[Items listed in a dataset]
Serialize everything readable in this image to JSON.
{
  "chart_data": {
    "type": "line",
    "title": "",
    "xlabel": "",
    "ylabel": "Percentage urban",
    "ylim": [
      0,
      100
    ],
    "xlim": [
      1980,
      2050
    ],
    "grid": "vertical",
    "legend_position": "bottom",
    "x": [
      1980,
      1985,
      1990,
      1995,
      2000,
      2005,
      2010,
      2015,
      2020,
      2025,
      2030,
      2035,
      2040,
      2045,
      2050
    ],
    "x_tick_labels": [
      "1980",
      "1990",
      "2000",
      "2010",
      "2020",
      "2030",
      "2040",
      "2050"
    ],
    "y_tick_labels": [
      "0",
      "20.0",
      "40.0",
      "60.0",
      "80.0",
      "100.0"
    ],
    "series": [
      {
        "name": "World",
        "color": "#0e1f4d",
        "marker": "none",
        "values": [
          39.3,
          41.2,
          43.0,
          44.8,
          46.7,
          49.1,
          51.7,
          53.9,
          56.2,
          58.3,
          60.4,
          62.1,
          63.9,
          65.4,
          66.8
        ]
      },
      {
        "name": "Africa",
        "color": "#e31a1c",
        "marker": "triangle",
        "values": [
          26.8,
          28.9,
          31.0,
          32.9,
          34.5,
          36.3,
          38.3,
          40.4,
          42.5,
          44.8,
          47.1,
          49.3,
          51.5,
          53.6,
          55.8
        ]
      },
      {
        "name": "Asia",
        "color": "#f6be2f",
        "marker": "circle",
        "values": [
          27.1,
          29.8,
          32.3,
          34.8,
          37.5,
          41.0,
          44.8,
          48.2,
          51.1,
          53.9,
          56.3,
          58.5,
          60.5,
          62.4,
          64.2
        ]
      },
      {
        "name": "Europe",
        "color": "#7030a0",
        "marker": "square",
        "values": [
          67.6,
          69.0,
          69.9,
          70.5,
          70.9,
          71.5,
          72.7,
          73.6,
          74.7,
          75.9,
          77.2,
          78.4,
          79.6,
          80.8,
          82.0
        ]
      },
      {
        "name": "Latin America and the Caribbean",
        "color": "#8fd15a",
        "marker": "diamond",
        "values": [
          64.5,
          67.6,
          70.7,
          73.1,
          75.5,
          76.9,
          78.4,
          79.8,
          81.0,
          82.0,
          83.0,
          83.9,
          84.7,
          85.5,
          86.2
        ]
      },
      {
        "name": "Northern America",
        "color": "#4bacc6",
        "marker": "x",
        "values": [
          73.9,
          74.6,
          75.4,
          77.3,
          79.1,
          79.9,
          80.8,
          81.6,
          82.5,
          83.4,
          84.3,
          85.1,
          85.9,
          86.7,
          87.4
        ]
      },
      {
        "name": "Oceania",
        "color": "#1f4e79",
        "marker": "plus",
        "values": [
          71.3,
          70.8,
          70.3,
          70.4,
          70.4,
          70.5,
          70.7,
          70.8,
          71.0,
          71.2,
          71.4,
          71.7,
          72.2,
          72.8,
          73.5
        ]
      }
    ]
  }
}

▸ **WORK TO DO**
State how many lines of the entries above include the word "color", offering no text other than the number.

▸ **PROBLEM SOLUTION**
7